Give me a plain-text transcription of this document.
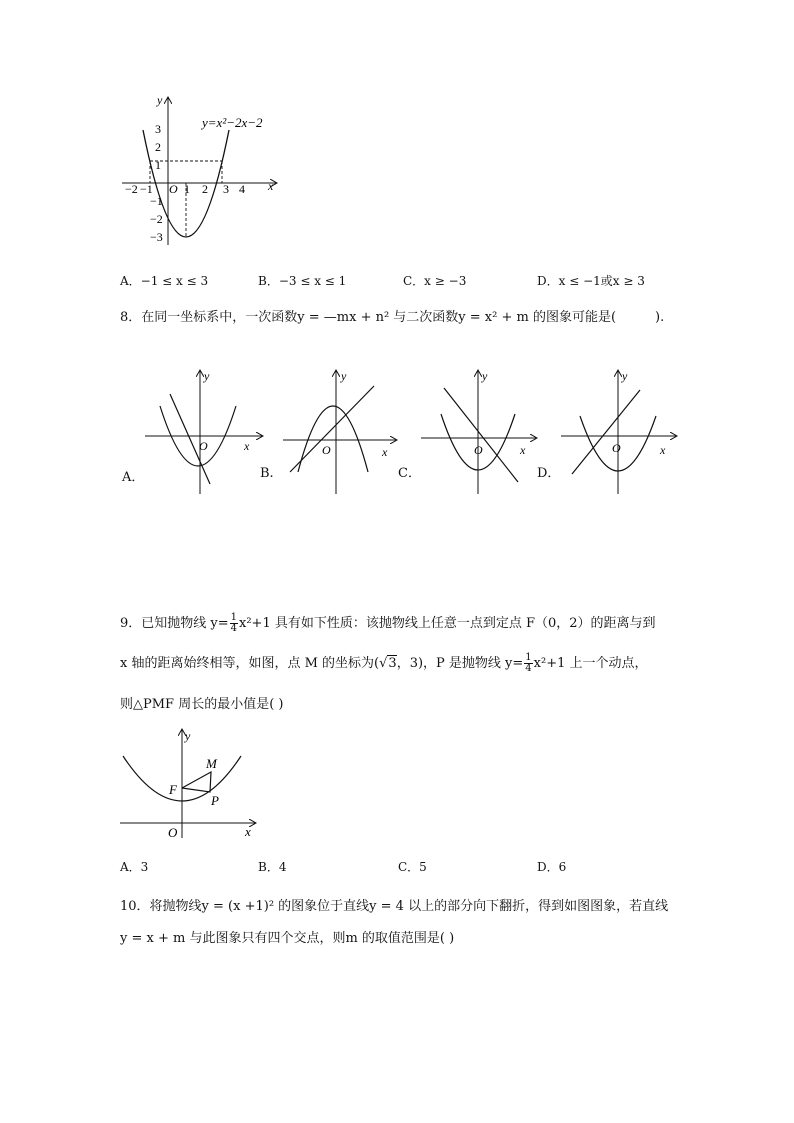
y=x²−2x−2
x
y
O
−2 −1	1 2 3 4
3
2
1
−1
−2
−3
A．−1 ≤ x ≤ 3	B．−3 ≤ x ≤ 1	C．x ≥ −3	D．x ≤ −1或x ≥ 3
8．在同一坐标系中，一次函数y = —mx + n² 与二次函数y = x² + m 的图象可能是(　　　).
y
x
O
A．
y
x
O
B.
y
x
O
C．
y
x
O
D．
9．已知抛物线 $y= \frac{1}{4} x^2+1$ 具有如下性质：该抛物线上任意一点到定点 F（0，2）的距离与到
x 轴的距离始终相等，如图，点 M 的坐标为(√3，3)，P 是抛物线 $y= \frac{1}{4} x^2+1$ 上一个动点，
则△PMF 周长的最小值是( )
y
x
O
F
M
P
A．3	B．4	C．5	D．6
10．将抛物线y = (x +1)² 的图象位于直线y = 4 以上的部分向下翻折，得到如图图象，若直线
y = x + m 与此图象只有四个交点，则m 的取值范围是( )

============================================================

■ Your goal
Go back to the records above and write them out exactly, without the pictures.

■ Task output
Give me a plain-text transcription of this document.
y=x²−2x−2
x
y
O
−2 −1	1 2 3 4
3
2
1
−1
−2
−3
A．−1 ≤ x ≤ 3	B．−3 ≤ x ≤ 1	C．x ≥ −3	D．x ≤ −1或x ≥ 3
8．在同一坐标系中，一次函数y = —mx + n² 与二次函数y = x² + m 的图象可能是(　　　).
y
x
O
A．
y
x
O
B.
y
x
O
C．
y
x
O
D．
9．已知抛物线 $y= \frac{1}{4} x^2+1$ 具有如下性质：该抛物线上任意一点到定点 F（0，2）的距离与到
x 轴的距离始终相等，如图，点 M 的坐标为(√3，3)，P 是抛物线 $y= \frac{1}{4} x^2+1$ 上一个动点，
则△PMF 周长的最小值是( )
y
x
O
F
M
P
A．3	B．4	C．5	D．6
10．将抛物线y = (x +1)² 的图象位于直线y = 4 以上的部分向下翻折，得到如图图象，若直线
y = x + m 与此图象只有四个交点，则m 的取值范围是( )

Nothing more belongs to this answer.